**What is expected:**
Select from the records below every line that has the word "وقال" in it.

**Records to use:**

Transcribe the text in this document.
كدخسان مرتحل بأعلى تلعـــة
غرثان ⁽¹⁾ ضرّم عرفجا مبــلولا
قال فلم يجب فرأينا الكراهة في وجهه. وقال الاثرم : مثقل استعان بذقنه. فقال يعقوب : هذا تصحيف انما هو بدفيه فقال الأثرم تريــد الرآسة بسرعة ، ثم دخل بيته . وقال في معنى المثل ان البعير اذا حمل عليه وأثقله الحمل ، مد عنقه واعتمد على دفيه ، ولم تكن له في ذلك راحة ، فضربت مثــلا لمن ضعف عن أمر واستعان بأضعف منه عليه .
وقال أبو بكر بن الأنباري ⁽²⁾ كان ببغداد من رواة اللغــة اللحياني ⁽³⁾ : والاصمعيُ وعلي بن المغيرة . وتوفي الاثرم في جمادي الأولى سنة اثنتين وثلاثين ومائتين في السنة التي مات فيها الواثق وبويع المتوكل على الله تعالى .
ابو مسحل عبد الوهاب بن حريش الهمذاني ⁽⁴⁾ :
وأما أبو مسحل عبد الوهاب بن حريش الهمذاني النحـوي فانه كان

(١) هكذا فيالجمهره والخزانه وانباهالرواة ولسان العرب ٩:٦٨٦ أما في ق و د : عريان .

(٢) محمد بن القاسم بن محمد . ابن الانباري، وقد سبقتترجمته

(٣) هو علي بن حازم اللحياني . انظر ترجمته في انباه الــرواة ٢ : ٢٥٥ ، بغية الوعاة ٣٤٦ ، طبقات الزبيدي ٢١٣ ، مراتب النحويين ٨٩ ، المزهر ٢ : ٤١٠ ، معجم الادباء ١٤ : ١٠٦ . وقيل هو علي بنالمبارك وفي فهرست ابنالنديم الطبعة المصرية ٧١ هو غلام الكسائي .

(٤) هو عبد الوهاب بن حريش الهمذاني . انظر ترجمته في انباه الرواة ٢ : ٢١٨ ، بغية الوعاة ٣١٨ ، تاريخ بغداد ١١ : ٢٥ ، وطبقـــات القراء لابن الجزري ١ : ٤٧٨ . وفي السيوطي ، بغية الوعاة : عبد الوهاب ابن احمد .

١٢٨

**Task solution:**
قال فلم يجب فرأينا الكراهة في وجهه. وقال الاثرم : مثقل استعان بذقنه. فقال يعقوب : هذا تصحيف انما هو بدفيه فقال الأثرم تريــد الرآسة بسرعة ، ثم دخل بيته . وقال في معنى المثل ان البعير اذا حمل عليه وأثقله الحمل ، مد عنقه واعتمد على دفيه ، ولم تكن له في ذلك راحة ، فضربت مثــلا لمن ضعف عن أمر واستعان بأضعف منه عليه .
وقال أبو بكر بن الأنباري ⁽²⁾ كان ببغداد من رواة اللغــة اللحياني ⁽³⁾ : والاصمعيُ وعلي بن المغيرة . وتوفي الاثرم في جمادي الأولى سنة اثنتين وثلاثين ومائتين في السنة التي مات فيها الواثق وبويع المتوكل على الله تعالى .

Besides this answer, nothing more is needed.